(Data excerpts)
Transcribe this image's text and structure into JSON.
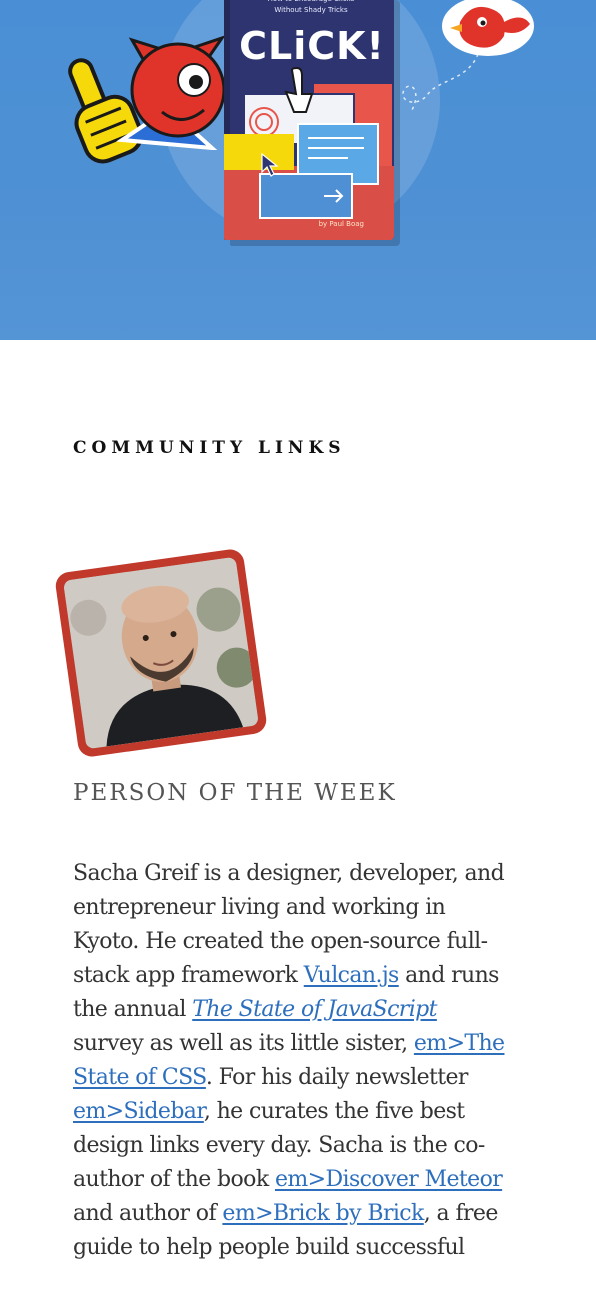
{
  "banner": {
    "book": {
      "subtitle": "How to Encourage Clicks\nWithout Shady Tricks",
      "title": "CLiCK!",
      "author": "by Paul Boag"
    },
    "colors": {
      "background": "#4f90d4",
      "mascot": "#e0342b",
      "foam_hand": "#f5d90a",
      "book": "#2e3470"
    },
    "icons": [
      "cat-mascot-icon",
      "foam-hand-icon",
      "bird-mascot-icon",
      "cursor-icon"
    ]
  },
  "section": {
    "heading": "COMMUNITY LINKS"
  },
  "person": {
    "label": "PERSON OF THE WEEK",
    "photo_frame_color": "#c0392b",
    "bio": {
      "t1": "Sacha Greif is a designer, developer, and entrepreneur living and working in Kyoto. He created the open-source full-stack app framework ",
      "link_vulcan": "Vulcan.js",
      "t2": " and runs the annual ",
      "link_state_js": "The State of JavaScript",
      "t3": " survey as well as its little sister, ",
      "link_state_css": "em>The State of CSS",
      "t4": ". For his daily newsletter ",
      "link_sidebar": "em>Sidebar",
      "t5": ", he curates the five best design links every day. Sacha is the co-author of the book ",
      "link_meteor": "em>Discover Meteor",
      "t6": " and author of ",
      "link_brick": "em>Brick by Brick",
      "t7": ", a free guide to help people build successful"
    },
    "link_color": "#2e6fbd"
  }
}
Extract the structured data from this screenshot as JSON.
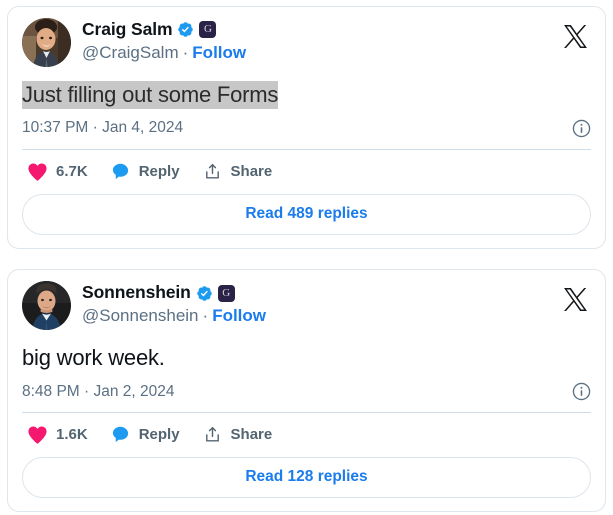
{
  "page": {
    "background": "#ffffff",
    "accent_blue": "#1b7ced",
    "like_pink": "#f4186e",
    "reply_blue": "#1d9bf0",
    "verified_blue": "#1d9bf0",
    "affiliate_bg": "#2b2347",
    "selection_highlight": "#c7c7c7",
    "muted_text": "#5b7083",
    "border": "#dfe6ec"
  },
  "tweets": [
    {
      "id": "tweet-craig-salm",
      "author": {
        "display_name": "Craig Salm",
        "handle": "@CraigSalm",
        "verified": true,
        "verified_icon": "verified-check-icon",
        "affiliate_badge_letter": "G",
        "affiliate_badge_icon": "grayscale-affiliate-badge-icon",
        "avatar_alt": "Craig Salm profile photo"
      },
      "separator": "·",
      "follow_label": "Follow",
      "logo_icon": "x-logo-icon",
      "text": "Just filling out some Forms",
      "text_selected": true,
      "timestamp": "10:37 PM · Jan 4, 2024",
      "info_icon": "info-circle-icon",
      "actions": [
        {
          "name": "like",
          "icon": "heart-icon",
          "label": "6.7K"
        },
        {
          "name": "reply",
          "icon": "reply-bubble-icon",
          "label": "Reply"
        },
        {
          "name": "share",
          "icon": "share-upload-icon",
          "label": "Share"
        }
      ],
      "replies_button_label": "Read 489 replies"
    },
    {
      "id": "tweet-sonnenshein",
      "author": {
        "display_name": "Sonnenshein",
        "handle": "@Sonnenshein",
        "verified": true,
        "verified_icon": "verified-check-icon",
        "affiliate_badge_letter": "G",
        "affiliate_badge_icon": "grayscale-affiliate-badge-icon",
        "avatar_alt": "Sonnenshein profile photo"
      },
      "separator": "·",
      "follow_label": "Follow",
      "logo_icon": "x-logo-icon",
      "text": "big work week.",
      "text_selected": false,
      "timestamp": "8:48 PM · Jan 2, 2024",
      "info_icon": "info-circle-icon",
      "actions": [
        {
          "name": "like",
          "icon": "heart-icon",
          "label": "1.6K"
        },
        {
          "name": "reply",
          "icon": "reply-bubble-icon",
          "label": "Reply"
        },
        {
          "name": "share",
          "icon": "share-upload-icon",
          "label": "Share"
        }
      ],
      "replies_button_label": "Read 128 replies"
    }
  ]
}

■ **Task objective**
Write out every record above exactly as it stands, but leave out the pictures.

■ **Right answer**
Transcribe this image's text and structure into JSON.
{
  "banner": {
    "book": {
      "subtitle": "How to Encourage Clicks\nWithout Shady Tricks",
      "title": "CLiCK!",
      "author": "by Paul Boag"
    },
    "colors": {
      "background": "#4f90d4",
      "mascot": "#e0342b",
      "foam_hand": "#f5d90a",
      "book": "#2e3470"
    },
    "icons": [
      "cat-mascot-icon",
      "foam-hand-icon",
      "bird-mascot-icon",
      "cursor-icon"
    ]
  },
  "section": {
    "heading": "COMMUNITY LINKS"
  },
  "person": {
    "label": "PERSON OF THE WEEK",
    "photo_frame_color": "#c0392b",
    "bio": {
      "t1": "Sacha Greif is a designer, developer, and entrepreneur living and working in Kyoto. He created the open-source full-stack app framework ",
      "link_vulcan": "Vulcan.js",
      "t2": " and runs the annual ",
      "link_state_js": "The State of JavaScript",
      "t3": " survey as well as its little sister, ",
      "link_state_css": "em>The State of CSS",
      "t4": ". For his daily newsletter ",
      "link_sidebar": "em>Sidebar",
      "t5": ", he curates the five best design links every day. Sacha is the co-author of the book ",
      "link_meteor": "em>Discover Meteor",
      "t6": " and author of ",
      "link_brick": "em>Brick by Brick",
      "t7": ", a free guide to help people build successful"
    },
    "link_color": "#2e6fbd"
  }
}
Extract the structured data from this screenshot as JSON.
{
  "page": {
    "background": "#ffffff",
    "accent_blue": "#1b7ced",
    "like_pink": "#f4186e",
    "reply_blue": "#1d9bf0",
    "verified_blue": "#1d9bf0",
    "affiliate_bg": "#2b2347",
    "selection_highlight": "#c7c7c7",
    "muted_text": "#5b7083",
    "border": "#dfe6ec"
  },
  "tweets": [
    {
      "id": "tweet-craig-salm",
      "author": {
        "display_name": "Craig Salm",
        "handle": "@CraigSalm",
        "verified": true,
        "verified_icon": "verified-check-icon",
        "affiliate_badge_letter": "G",
        "affiliate_badge_icon": "grayscale-affiliate-badge-icon",
        "avatar_alt": "Craig Salm profile photo"
      },
      "separator": "·",
      "follow_label": "Follow",
      "logo_icon": "x-logo-icon",
      "text": "Just filling out some Forms",
      "text_selected": true,
      "timestamp": "10:37 PM · Jan 4, 2024",
      "info_icon": "info-circle-icon",
      "actions": [
        {
          "name": "like",
          "icon": "heart-icon",
          "label": "6.7K"
        },
        {
          "name": "reply",
          "icon": "reply-bubble-icon",
          "label": "Reply"
        },
        {
          "name": "share",
          "icon": "share-upload-icon",
          "label": "Share"
        }
      ],
      "replies_button_label": "Read 489 replies"
    },
    {
      "id": "tweet-sonnenshein",
      "author": {
        "display_name": "Sonnenshein",
        "handle": "@Sonnenshein",
        "verified": true,
        "verified_icon": "verified-check-icon",
        "affiliate_badge_letter": "G",
        "affiliate_badge_icon": "grayscale-affiliate-badge-icon",
        "avatar_alt": "Sonnenshein profile photo"
      },
      "separator": "·",
      "follow_label": "Follow",
      "logo_icon": "x-logo-icon",
      "text": "big work week.",
      "text_selected": false,
      "timestamp": "8:48 PM · Jan 2, 2024",
      "info_icon": "info-circle-icon",
      "actions": [
        {
          "name": "like",
          "icon": "heart-icon",
          "label": "1.6K"
        },
        {
          "name": "reply",
          "icon": "reply-bubble-icon",
          "label": "Reply"
        },
        {
          "name": "share",
          "icon": "share-upload-icon",
          "label": "Share"
        }
      ],
      "replies_button_label": "Read 128 replies"
    }
  ]
}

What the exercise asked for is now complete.